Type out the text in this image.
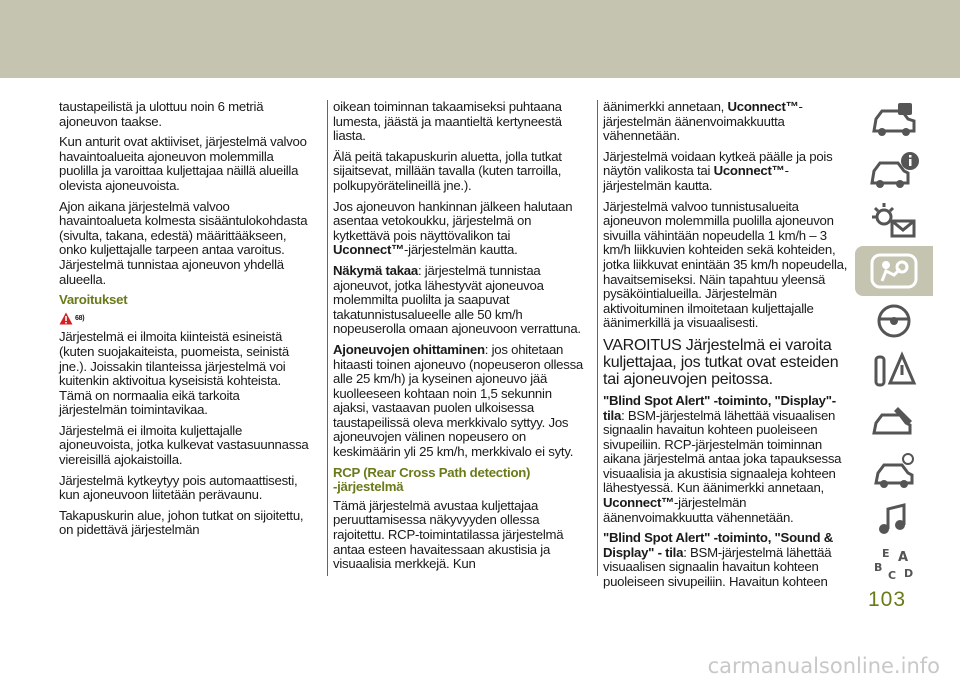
taustapeilistä ja ulottuu noin 6 metriä ajoneuvon taakse.

Kun anturit ovat aktiiviset, järjestelmä valvoo havaintoalueita ajoneuvon molemmilla puolilla ja varoittaa kuljettajaa näillä alueilla olevista ajoneuvoista.

Ajon aikana järjestelmä valvoo havaintoalueta kolmesta sisääntulokohdasta (sivulta, takana, edestä) määrittääkseen, onko kuljettajalle tarpeen antaa varoitus. Järjestelmä tunnistaa ajoneuvon yhdellä alueella.

Varoitukset
68)

Järjestelmä ei ilmoita kiinteistä esineistä (kuten suojakaiteista, puomeista, seinistä jne.). Joissakin tilanteissa järjestelmä voi kuitenkin aktivoitua kyseisistä kohteista. Tämä on normaalia eikä tarkoita järjestelmän toimintavikaa.

Järjestelmä ei ilmoita kuljettajalle ajoneuvoista, jotka kulkevat vastasuunnassa viereisillä ajokaistoilla.

Järjestelmä kytkeytyy pois automaattisesti, kun ajoneuvoon liitetään perävaunu.

Takapuskurin alue, johon tutkat on sijoitettu, on pidettävä järjestelmän

oikean toiminnan takaamiseksi puhtaana lumesta, jäästä ja maantieltä kertyneestä liasta.

Älä peitä takapuskurin aluetta, jolla tutkat sijaitsevat, millään tavalla (kuten tarroilla, polkupyörätelineillä jne.).

Jos ajoneuvon hankinnan jälkeen halutaan asentaa vetokoukku, järjestelmä on kytkettävä pois näyttövalikon tai Uconnect™-järjestelmän kautta.

Näkymä takaa: järjestelmä tunnistaa ajoneuvot, jotka lähestyvät ajoneuvoa molemmilta puolilta ja saapuvat takatunnistusalueelle alle 50 km/h nopeuserolla omaan ajoneuvoon verrattuna.

Ajoneuvojen ohittaminen: jos ohitetaan hitaasti toinen ajoneuvo (nopeuseron ollessa alle 25 km/h) ja kyseinen ajoneuvo jää kuolleeseen kohtaan noin 1,5 sekunnin ajaksi, vastaavan puolen ulkoisessa taustapeilissä oleva merkkivalo syttyy. Jos ajoneuvojen välinen nopeusero on keskimäärin yli 25 km/h, merkkivalo ei syty.

RCP (Rear Cross Path detection)
-järjestelmä

Tämä järjestelmä avustaa kuljettajaa peruuttamisessa näkyvyyden ollessa rajoitettu. RCP-toimintatilassa järjestelmä antaa esteen havaitessaan akustisia ja visuaalisia merkkejä. Kun

äänimerkki annetaan, Uconnect™-järjestelmän äänenvoimakkuutta vähennetään.

Järjestelmä voidaan kytkeä päälle ja pois näytön valikosta tai Uconnect™-järjestelmän kautta.

Järjestelmä valvoo tunnistusalueita ajoneuvon molemmilla puolilla ajoneuvon sivuilla vähintään nopeudella 1 km/h – 3 km/h liikkuvien kohteiden sekä kohteiden, jotka liikkuvat enintään 35 km/h nopeudella, havaitsemiseksi. Näin tapahtuu yleensä pysäköintialueilla. Järjestelmän aktivoituminen ilmoitetaan kuljettajalle äänimerkillä ja visuaalisesti.

VAROITUS Järjestelmä ei varoita kuljettajaa, jos tutkat ovat esteiden tai ajoneuvojen peitossa.

"Blind Spot Alert" -toiminto, "Display"-tila: BSM-järjestelmä lähettää visuaalisen signaalin havaitun kohteen puoleiseen sivupeiliin. RCP-järjestelmän toiminnan aikana järjestelmä antaa joka tapauksessa visuaalisia ja akustisia signaaleja kohteen lähestyessä. Kun äänimerkki annetaan, Uconnect™-järjestelmän äänenvoimakkuutta vähennetään.

"Blind Spot Alert" -toiminto, "Sound & Display" - tila: BSM-järjestelmä lähettää visuaalisen signaalin havaitun kohteen puoleiseen sivupeiliin. Havaitun kohteen

E A
B
C D
103
carmanualsonline.info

☆ ☆ ☆ ☆ ☆ ☆ ☆

** TASK TO CARRY OUT **
Transcribe the whole listing exactly. Pictures are excluded.

** REPLY TO THE EXERCISE **
Type out the text in this image.
taustapeilistä ja ulottuu noin 6 metriä ajoneuvon taakse.

Kun anturit ovat aktiiviset, järjestelmä valvoo havaintoalueita ajoneuvon molemmilla puolilla ja varoittaa kuljettajaa näillä alueilla olevista ajoneuvoista.

Ajon aikana järjestelmä valvoo havaintoalueta kolmesta sisääntulokohdasta (sivulta, takana, edestä) määrittääkseen, onko kuljettajalle tarpeen antaa varoitus. Järjestelmä tunnistaa ajoneuvon yhdellä alueella.

Varoitukset
68)

Järjestelmä ei ilmoita kiinteistä esineistä (kuten suojakaiteista, puomeista, seinistä jne.). Joissakin tilanteissa järjestelmä voi kuitenkin aktivoitua kyseisistä kohteista. Tämä on normaalia eikä tarkoita järjestelmän toimintavikaa.

Järjestelmä ei ilmoita kuljettajalle ajoneuvoista, jotka kulkevat vastasuunnassa viereisillä ajokaistoilla.

Järjestelmä kytkeytyy pois automaattisesti, kun ajoneuvoon liitetään perävaunu.

Takapuskurin alue, johon tutkat on sijoitettu, on pidettävä järjestelmän

oikean toiminnan takaamiseksi puhtaana lumesta, jäästä ja maantieltä kertyneestä liasta.

Älä peitä takapuskurin aluetta, jolla tutkat sijaitsevat, millään tavalla (kuten tarroilla, polkupyörätelineillä jne.).

Jos ajoneuvon hankinnan jälkeen halutaan asentaa vetokoukku, järjestelmä on kytkettävä pois näyttövalikon tai Uconnect™-järjestelmän kautta.

Näkymä takaa: järjestelmä tunnistaa ajoneuvot, jotka lähestyvät ajoneuvoa molemmilta puolilta ja saapuvat takatunnistusalueelle alle 50 km/h nopeuserolla omaan ajoneuvoon verrattuna.

Ajoneuvojen ohittaminen: jos ohitetaan hitaasti toinen ajoneuvo (nopeuseron ollessa alle 25 km/h) ja kyseinen ajoneuvo jää kuolleeseen kohtaan noin 1,5 sekunnin ajaksi, vastaavan puolen ulkoisessa taustapeilissä oleva merkkivalo syttyy. Jos ajoneuvojen välinen nopeusero on keskimäärin yli 25 km/h, merkkivalo ei syty.

RCP (Rear Cross Path detection)
-järjestelmä

Tämä järjestelmä avustaa kuljettajaa peruuttamisessa näkyvyyden ollessa rajoitettu. RCP-toimintatilassa järjestelmä antaa esteen havaitessaan akustisia ja visuaalisia merkkejä. Kun

äänimerkki annetaan, Uconnect™-järjestelmän äänenvoimakkuutta vähennetään.

Järjestelmä voidaan kytkeä päälle ja pois näytön valikosta tai Uconnect™-järjestelmän kautta.

Järjestelmä valvoo tunnistusalueita ajoneuvon molemmilla puolilla ajoneuvon sivuilla vähintään nopeudella 1 km/h – 3 km/h liikkuvien kohteiden sekä kohteiden, jotka liikkuvat enintään 35 km/h nopeudella, havaitsemiseksi. Näin tapahtuu yleensä pysäköintialueilla. Järjestelmän aktivoituminen ilmoitetaan kuljettajalle äänimerkillä ja visuaalisesti.

VAROITUS Järjestelmä ei varoita kuljettajaa, jos tutkat ovat esteiden tai ajoneuvojen peitossa.

"Blind Spot Alert" -toiminto, "Display"-tila: BSM-järjestelmä lähettää visuaalisen signaalin havaitun kohteen puoleiseen sivupeiliin. RCP-järjestelmän toiminnan aikana järjestelmä antaa joka tapauksessa visuaalisia ja akustisia signaaleja kohteen lähestyessä. Kun äänimerkki annetaan, Uconnect™-järjestelmän äänenvoimakkuutta vähennetään.

"Blind Spot Alert" -toiminto, "Sound & Display" - tila: BSM-järjestelmä lähettää visuaalisen signaalin havaitun kohteen puoleiseen sivupeiliin. Havaitun kohteen

E A
B
C D
103
carmanualsonline.info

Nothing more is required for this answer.